What is asked
Transcribe the listing verbatim. Do not carry over any pictures.

Material to process
- - - - - - -
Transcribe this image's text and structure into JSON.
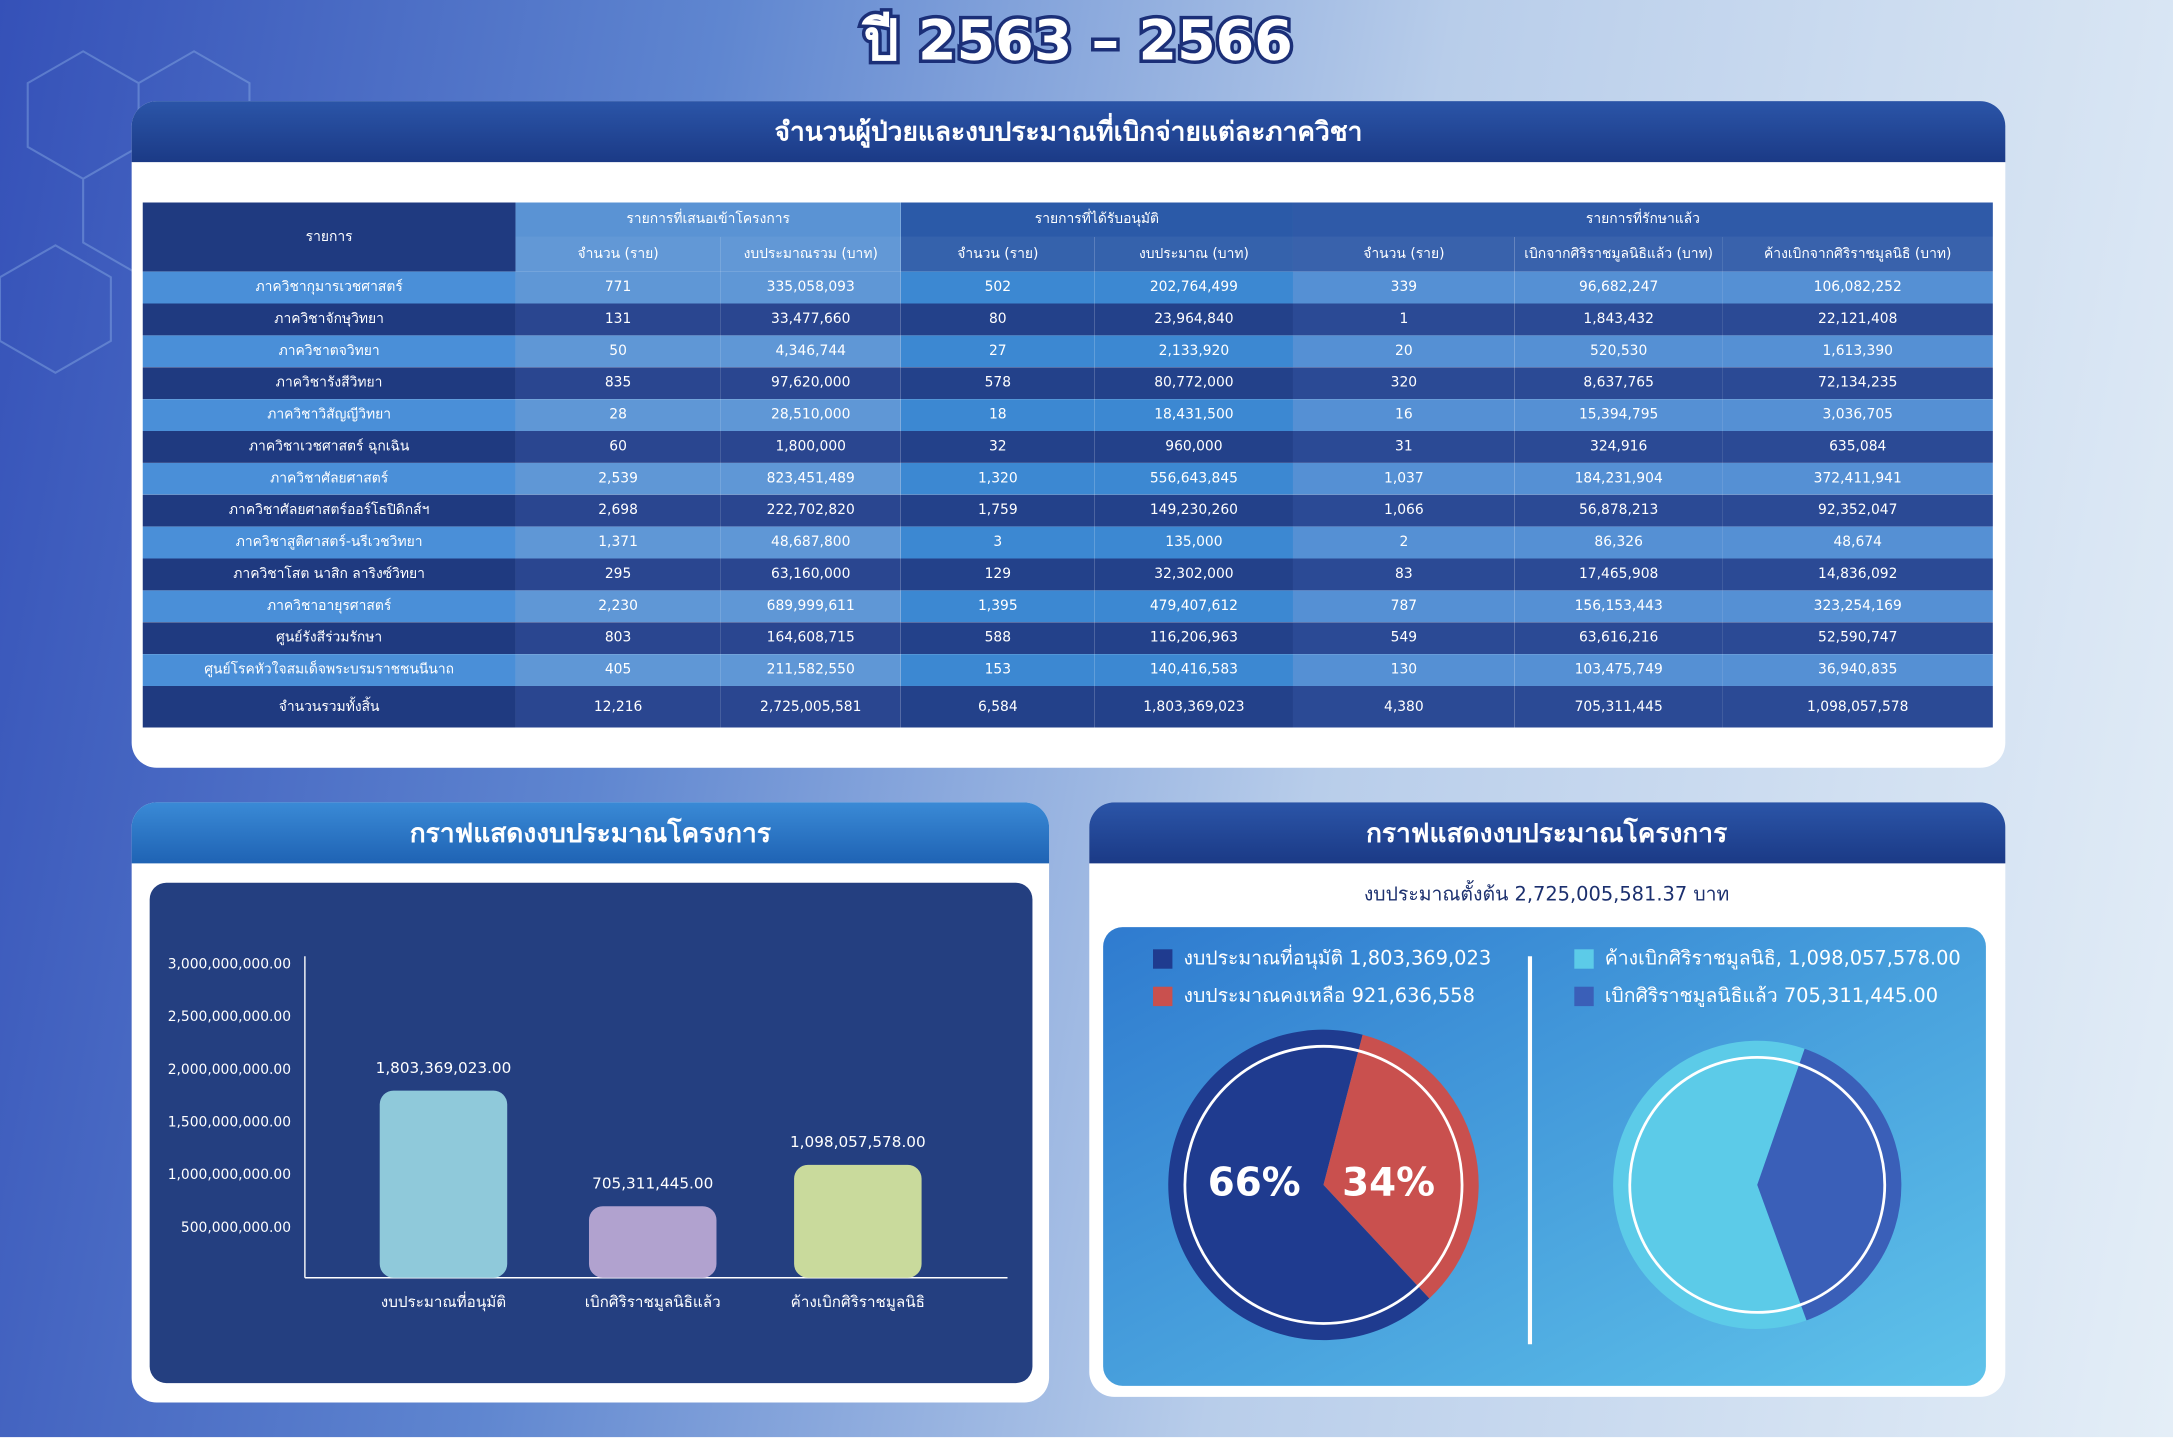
{
  "title": "ปี 2563 – 2566",
  "table": {
    "title": "จำนวนผู้ป่วยและงบประมาณที่เบิกจ่ายแต่ละภาควิชา",
    "header_groups": [
      "รายการ",
      "รายการที่เสนอเข้าโครงการ",
      "รายการที่ได้รับอนุมัติ",
      "รายการที่รักษาแล้ว"
    ],
    "columns": [
      "จำนวน (ราย)",
      "งบประมาณรวม (บาท)",
      "จำนวน (ราย)",
      "งบประมาณ (บาท)",
      "จำนวน (ราย)",
      "เบิกจากศิริราชมูลนิธิแล้ว (บาท)",
      "ค้างเบิกจากศิริราชมูลนิธิ (บาท)"
    ],
    "rows": [
      [
        "ภาควิชากุมารเวชศาสตร์",
        "771",
        "335,058,093",
        "502",
        "202,764,499",
        "339",
        "96,682,247",
        "106,082,252"
      ],
      [
        "ภาควิชาจักษุวิทยา",
        "131",
        "33,477,660",
        "80",
        "23,964,840",
        "1",
        "1,843,432",
        "22,121,408"
      ],
      [
        "ภาควิชาตจวิทยา",
        "50",
        "4,346,744",
        "27",
        "2,133,920",
        "20",
        "520,530",
        "1,613,390"
      ],
      [
        "ภาควิชารังสีวิทยา",
        "835",
        "97,620,000",
        "578",
        "80,772,000",
        "320",
        "8,637,765",
        "72,134,235"
      ],
      [
        "ภาควิชาวิสัญญีวิทยา",
        "28",
        "28,510,000",
        "18",
        "18,431,500",
        "16",
        "15,394,795",
        "3,036,705"
      ],
      [
        "ภาควิชาเวชศาสตร์ ฉุกเฉิน",
        "60",
        "1,800,000",
        "32",
        "960,000",
        "31",
        "324,916",
        "635,084"
      ],
      [
        "ภาควิชาศัลยศาสตร์",
        "2,539",
        "823,451,489",
        "1,320",
        "556,643,845",
        "1,037",
        "184,231,904",
        "372,411,941"
      ],
      [
        "ภาควิชาศัลยศาสตร์ออร์โธปิดิกส์ฯ",
        "2,698",
        "222,702,820",
        "1,759",
        "149,230,260",
        "1,066",
        "56,878,213",
        "92,352,047"
      ],
      [
        "ภาควิชาสูติศาสตร์-นรีเวชวิทยา",
        "1,371",
        "48,687,800",
        "3",
        "135,000",
        "2",
        "86,326",
        "48,674"
      ],
      [
        "ภาควิชาโสต นาสิก ลาริงซ์วิทยา",
        "295",
        "63,160,000",
        "129",
        "32,302,000",
        "83",
        "17,465,908",
        "14,836,092"
      ],
      [
        "ภาควิชาอายุรศาสตร์",
        "2,230",
        "689,999,611",
        "1,395",
        "479,407,612",
        "787",
        "156,153,443",
        "323,254,169"
      ],
      [
        "ศูนย์รังสีร่วมรักษา",
        "803",
        "164,608,715",
        "588",
        "116,206,963",
        "549",
        "63,616,216",
        "52,590,747"
      ],
      [
        "ศูนย์โรคหัวใจสมเด็จพระบรมราชชนนีนาถ",
        "405",
        "211,582,550",
        "153",
        "140,416,583",
        "130",
        "103,475,749",
        "36,940,835"
      ]
    ],
    "total": [
      "จำนวนรวมทั้งสิ้น",
      "12,216",
      "2,725,005,581",
      "6,584",
      "1,803,369,023",
      "4,380",
      "705,311,445",
      "1,098,057,578"
    ]
  },
  "chart_data": [
    {
      "type": "bar",
      "title": "กราฟแสดงงบประมาณโครงการ",
      "categories": [
        "งบประมาณที่อนุมัติ",
        "เบิกศิริราชมูลนิธิแล้ว",
        "ค้างเบิกศิริราชมูลนิธิ"
      ],
      "values": [
        1803369023,
        705311445,
        1098057578
      ],
      "value_labels": [
        "1,803,369,023.00",
        "705,311,445.00",
        "1,098,057,578.00"
      ],
      "colors": [
        "#8fc9da",
        "#b1a2cf",
        "#c9da9c"
      ],
      "ylim": [
        0,
        3000000000
      ],
      "yticks": [
        {
          "value": 500000000,
          "label": "500,000,000.00"
        },
        {
          "value": 1000000000,
          "label": "1,000,000,000.00"
        },
        {
          "value": 1500000000,
          "label": "1,500,000,000.00"
        },
        {
          "value": 2000000000,
          "label": "2,000,000,000.00"
        },
        {
          "value": 2500000000,
          "label": "2,500,000,000.00"
        },
        {
          "value": 3000000000,
          "label": "3,000,000,000.00"
        }
      ]
    },
    {
      "type": "pie",
      "title": "กราฟแสดงงบประมาณโครงการ",
      "subtitle": "งบประมาณตั้งต้น 2,725,005,581.37 บาท",
      "categories": [
        "งบประมาณที่อนุมัติ 1,803,369,023",
        "งบประมาณคงเหลือ 921,636,558"
      ],
      "values": [
        66,
        34
      ],
      "value_labels": [
        "66%",
        "34%"
      ],
      "colors": [
        "#1f3b8f",
        "#c9504e"
      ]
    },
    {
      "type": "pie",
      "categories": [
        "ค้างเบิกศิริราชมูลนิธิ, 1,098,057,578.00",
        "เบิกศิริราชมูลนิธิแล้ว 705,311,445.00"
      ],
      "values": [
        1098057578,
        705311445
      ],
      "colors": [
        "#5ccbe8",
        "#3a5fb8"
      ]
    }
  ]
}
- - - - - - -
The completed task
Transcribe this image's text and structure into JSON.
{
  "title": "ปี 2563 – 2566",
  "table": {
    "title": "จำนวนผู้ป่วยและงบประมาณที่เบิกจ่ายแต่ละภาควิชา",
    "header_groups": [
      "รายการ",
      "รายการที่เสนอเข้าโครงการ",
      "รายการที่ได้รับอนุมัติ",
      "รายการที่รักษาแล้ว"
    ],
    "columns": [
      "จำนวน (ราย)",
      "งบประมาณรวม (บาท)",
      "จำนวน (ราย)",
      "งบประมาณ (บาท)",
      "จำนวน (ราย)",
      "เบิกจากศิริราชมูลนิธิแล้ว (บาท)",
      "ค้างเบิกจากศิริราชมูลนิธิ (บาท)"
    ],
    "rows": [
      [
        "ภาควิชากุมารเวชศาสตร์",
        "771",
        "335,058,093",
        "502",
        "202,764,499",
        "339",
        "96,682,247",
        "106,082,252"
      ],
      [
        "ภาควิชาจักษุวิทยา",
        "131",
        "33,477,660",
        "80",
        "23,964,840",
        "1",
        "1,843,432",
        "22,121,408"
      ],
      [
        "ภาควิชาตจวิทยา",
        "50",
        "4,346,744",
        "27",
        "2,133,920",
        "20",
        "520,530",
        "1,613,390"
      ],
      [
        "ภาควิชารังสีวิทยา",
        "835",
        "97,620,000",
        "578",
        "80,772,000",
        "320",
        "8,637,765",
        "72,134,235"
      ],
      [
        "ภาควิชาวิสัญญีวิทยา",
        "28",
        "28,510,000",
        "18",
        "18,431,500",
        "16",
        "15,394,795",
        "3,036,705"
      ],
      [
        "ภาควิชาเวชศาสตร์ ฉุกเฉิน",
        "60",
        "1,800,000",
        "32",
        "960,000",
        "31",
        "324,916",
        "635,084"
      ],
      [
        "ภาควิชาศัลยศาสตร์",
        "2,539",
        "823,451,489",
        "1,320",
        "556,643,845",
        "1,037",
        "184,231,904",
        "372,411,941"
      ],
      [
        "ภาควิชาศัลยศาสตร์ออร์โธปิดิกส์ฯ",
        "2,698",
        "222,702,820",
        "1,759",
        "149,230,260",
        "1,066",
        "56,878,213",
        "92,352,047"
      ],
      [
        "ภาควิชาสูติศาสตร์-นรีเวชวิทยา",
        "1,371",
        "48,687,800",
        "3",
        "135,000",
        "2",
        "86,326",
        "48,674"
      ],
      [
        "ภาควิชาโสต นาสิก ลาริงซ์วิทยา",
        "295",
        "63,160,000",
        "129",
        "32,302,000",
        "83",
        "17,465,908",
        "14,836,092"
      ],
      [
        "ภาควิชาอายุรศาสตร์",
        "2,230",
        "689,999,611",
        "1,395",
        "479,407,612",
        "787",
        "156,153,443",
        "323,254,169"
      ],
      [
        "ศูนย์รังสีร่วมรักษา",
        "803",
        "164,608,715",
        "588",
        "116,206,963",
        "549",
        "63,616,216",
        "52,590,747"
      ],
      [
        "ศูนย์โรคหัวใจสมเด็จพระบรมราชชนนีนาถ",
        "405",
        "211,582,550",
        "153",
        "140,416,583",
        "130",
        "103,475,749",
        "36,940,835"
      ]
    ],
    "total": [
      "จำนวนรวมทั้งสิ้น",
      "12,216",
      "2,725,005,581",
      "6,584",
      "1,803,369,023",
      "4,380",
      "705,311,445",
      "1,098,057,578"
    ]
  },
  "chart_data": [
    {
      "type": "bar",
      "title": "กราฟแสดงงบประมาณโครงการ",
      "categories": [
        "งบประมาณที่อนุมัติ",
        "เบิกศิริราชมูลนิธิแล้ว",
        "ค้างเบิกศิริราชมูลนิธิ"
      ],
      "values": [
        1803369023,
        705311445,
        1098057578
      ],
      "value_labels": [
        "1,803,369,023.00",
        "705,311,445.00",
        "1,098,057,578.00"
      ],
      "colors": [
        "#8fc9da",
        "#b1a2cf",
        "#c9da9c"
      ],
      "ylim": [
        0,
        3000000000
      ],
      "yticks": [
        {
          "value": 500000000,
          "label": "500,000,000.00"
        },
        {
          "value": 1000000000,
          "label": "1,000,000,000.00"
        },
        {
          "value": 1500000000,
          "label": "1,500,000,000.00"
        },
        {
          "value": 2000000000,
          "label": "2,000,000,000.00"
        },
        {
          "value": 2500000000,
          "label": "2,500,000,000.00"
        },
        {
          "value": 3000000000,
          "label": "3,000,000,000.00"
        }
      ]
    },
    {
      "type": "pie",
      "title": "กราฟแสดงงบประมาณโครงการ",
      "subtitle": "งบประมาณตั้งต้น 2,725,005,581.37 บาท",
      "categories": [
        "งบประมาณที่อนุมัติ 1,803,369,023",
        "งบประมาณคงเหลือ 921,636,558"
      ],
      "values": [
        66,
        34
      ],
      "value_labels": [
        "66%",
        "34%"
      ],
      "colors": [
        "#1f3b8f",
        "#c9504e"
      ]
    },
    {
      "type": "pie",
      "categories": [
        "ค้างเบิกศิริราชมูลนิธิ, 1,098,057,578.00",
        "เบิกศิริราชมูลนิธิแล้ว 705,311,445.00"
      ],
      "values": [
        1098057578,
        705311445
      ],
      "colors": [
        "#5ccbe8",
        "#3a5fb8"
      ]
    }
  ]
}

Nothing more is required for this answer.